* begin EXERCISE INPUTS *
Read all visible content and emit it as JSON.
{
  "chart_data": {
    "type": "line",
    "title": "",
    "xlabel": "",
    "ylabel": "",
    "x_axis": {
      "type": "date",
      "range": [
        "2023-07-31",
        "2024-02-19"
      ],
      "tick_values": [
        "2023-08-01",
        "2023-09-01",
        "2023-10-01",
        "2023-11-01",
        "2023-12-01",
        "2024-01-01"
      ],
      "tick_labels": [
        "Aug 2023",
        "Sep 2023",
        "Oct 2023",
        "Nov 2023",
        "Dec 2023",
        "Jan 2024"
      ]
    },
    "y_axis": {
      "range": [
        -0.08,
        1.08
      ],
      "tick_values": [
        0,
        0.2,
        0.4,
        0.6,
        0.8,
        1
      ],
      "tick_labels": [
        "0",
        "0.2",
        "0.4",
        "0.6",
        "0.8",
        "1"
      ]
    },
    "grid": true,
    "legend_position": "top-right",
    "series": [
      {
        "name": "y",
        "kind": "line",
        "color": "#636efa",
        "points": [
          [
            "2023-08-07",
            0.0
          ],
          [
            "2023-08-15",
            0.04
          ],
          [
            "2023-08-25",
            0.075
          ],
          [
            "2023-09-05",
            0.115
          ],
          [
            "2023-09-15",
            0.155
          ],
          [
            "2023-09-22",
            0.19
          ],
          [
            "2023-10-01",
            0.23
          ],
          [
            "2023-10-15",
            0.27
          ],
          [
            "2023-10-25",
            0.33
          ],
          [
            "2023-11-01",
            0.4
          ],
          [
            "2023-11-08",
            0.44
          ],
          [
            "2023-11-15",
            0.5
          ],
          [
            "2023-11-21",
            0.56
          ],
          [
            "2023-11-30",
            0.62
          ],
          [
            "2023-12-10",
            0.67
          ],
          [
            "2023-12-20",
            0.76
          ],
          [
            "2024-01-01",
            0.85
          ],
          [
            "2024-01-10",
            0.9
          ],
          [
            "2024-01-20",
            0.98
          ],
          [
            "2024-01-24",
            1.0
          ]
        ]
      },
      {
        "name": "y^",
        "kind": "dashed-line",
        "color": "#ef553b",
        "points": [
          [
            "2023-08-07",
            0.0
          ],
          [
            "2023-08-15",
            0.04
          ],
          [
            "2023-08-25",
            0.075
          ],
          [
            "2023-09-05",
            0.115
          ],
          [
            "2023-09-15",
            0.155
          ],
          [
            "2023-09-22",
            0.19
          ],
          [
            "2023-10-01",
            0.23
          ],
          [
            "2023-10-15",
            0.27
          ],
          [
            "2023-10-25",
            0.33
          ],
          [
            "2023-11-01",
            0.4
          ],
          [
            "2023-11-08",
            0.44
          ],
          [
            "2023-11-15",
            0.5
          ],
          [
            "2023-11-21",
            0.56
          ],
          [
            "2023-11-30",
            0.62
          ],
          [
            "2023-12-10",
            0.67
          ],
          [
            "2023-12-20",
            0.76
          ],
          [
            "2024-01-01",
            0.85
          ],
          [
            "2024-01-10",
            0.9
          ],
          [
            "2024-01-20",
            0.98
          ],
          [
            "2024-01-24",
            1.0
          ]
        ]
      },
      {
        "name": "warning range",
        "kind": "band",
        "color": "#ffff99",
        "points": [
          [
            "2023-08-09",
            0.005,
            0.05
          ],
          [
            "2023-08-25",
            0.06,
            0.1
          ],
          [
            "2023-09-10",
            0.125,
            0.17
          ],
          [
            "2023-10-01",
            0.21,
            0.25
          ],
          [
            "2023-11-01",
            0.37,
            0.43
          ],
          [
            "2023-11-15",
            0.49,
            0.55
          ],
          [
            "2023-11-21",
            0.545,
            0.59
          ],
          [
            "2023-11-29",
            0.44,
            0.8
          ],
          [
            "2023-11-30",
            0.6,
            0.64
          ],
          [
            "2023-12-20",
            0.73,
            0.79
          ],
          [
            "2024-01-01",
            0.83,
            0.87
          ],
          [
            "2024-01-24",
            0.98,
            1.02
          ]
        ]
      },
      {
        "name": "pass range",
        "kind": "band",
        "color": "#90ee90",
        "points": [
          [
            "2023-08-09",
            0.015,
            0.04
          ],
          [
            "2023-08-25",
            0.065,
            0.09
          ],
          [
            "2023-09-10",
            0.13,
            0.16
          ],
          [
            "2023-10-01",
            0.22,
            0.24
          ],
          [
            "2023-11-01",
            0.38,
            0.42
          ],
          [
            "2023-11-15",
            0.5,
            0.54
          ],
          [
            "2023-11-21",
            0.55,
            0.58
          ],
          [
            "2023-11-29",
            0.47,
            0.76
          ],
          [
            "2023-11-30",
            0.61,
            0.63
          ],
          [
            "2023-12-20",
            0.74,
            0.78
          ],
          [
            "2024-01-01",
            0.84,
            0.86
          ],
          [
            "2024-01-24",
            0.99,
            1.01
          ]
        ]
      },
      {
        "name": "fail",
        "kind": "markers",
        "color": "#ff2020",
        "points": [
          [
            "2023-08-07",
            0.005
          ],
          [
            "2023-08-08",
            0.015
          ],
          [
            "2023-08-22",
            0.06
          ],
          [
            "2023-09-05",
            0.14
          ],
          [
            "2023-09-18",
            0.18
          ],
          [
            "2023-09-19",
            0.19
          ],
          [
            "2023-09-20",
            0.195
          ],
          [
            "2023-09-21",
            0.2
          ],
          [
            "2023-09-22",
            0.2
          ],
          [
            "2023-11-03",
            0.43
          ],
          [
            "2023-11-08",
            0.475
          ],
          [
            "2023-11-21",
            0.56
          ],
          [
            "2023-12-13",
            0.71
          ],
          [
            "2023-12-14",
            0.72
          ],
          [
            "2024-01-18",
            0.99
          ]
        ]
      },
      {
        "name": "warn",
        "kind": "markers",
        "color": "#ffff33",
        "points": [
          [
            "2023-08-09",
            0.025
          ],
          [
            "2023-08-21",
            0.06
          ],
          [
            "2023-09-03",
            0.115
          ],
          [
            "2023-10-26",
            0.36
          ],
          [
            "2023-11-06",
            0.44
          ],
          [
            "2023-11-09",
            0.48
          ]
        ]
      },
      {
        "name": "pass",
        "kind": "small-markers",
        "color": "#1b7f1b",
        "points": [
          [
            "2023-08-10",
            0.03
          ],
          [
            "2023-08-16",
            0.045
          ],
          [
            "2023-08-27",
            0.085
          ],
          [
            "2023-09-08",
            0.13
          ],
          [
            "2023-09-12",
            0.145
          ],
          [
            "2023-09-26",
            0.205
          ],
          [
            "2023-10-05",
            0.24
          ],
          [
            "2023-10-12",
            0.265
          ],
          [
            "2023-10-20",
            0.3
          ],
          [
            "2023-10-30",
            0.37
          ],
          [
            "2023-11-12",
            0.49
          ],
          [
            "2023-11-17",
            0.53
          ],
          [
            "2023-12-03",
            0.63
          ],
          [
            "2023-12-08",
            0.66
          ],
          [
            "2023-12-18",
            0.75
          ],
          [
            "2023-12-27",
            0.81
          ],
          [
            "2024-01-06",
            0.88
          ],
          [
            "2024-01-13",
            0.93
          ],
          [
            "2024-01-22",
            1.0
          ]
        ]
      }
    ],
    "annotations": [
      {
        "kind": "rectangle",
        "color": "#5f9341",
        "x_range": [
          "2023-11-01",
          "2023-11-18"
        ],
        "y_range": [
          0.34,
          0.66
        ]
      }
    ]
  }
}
* end EXERCISE INPUTS *
PROBLEM
Say how many lines in this listing hold the string "color", giving the count and nothing more.

REPLY TO THE TASK
8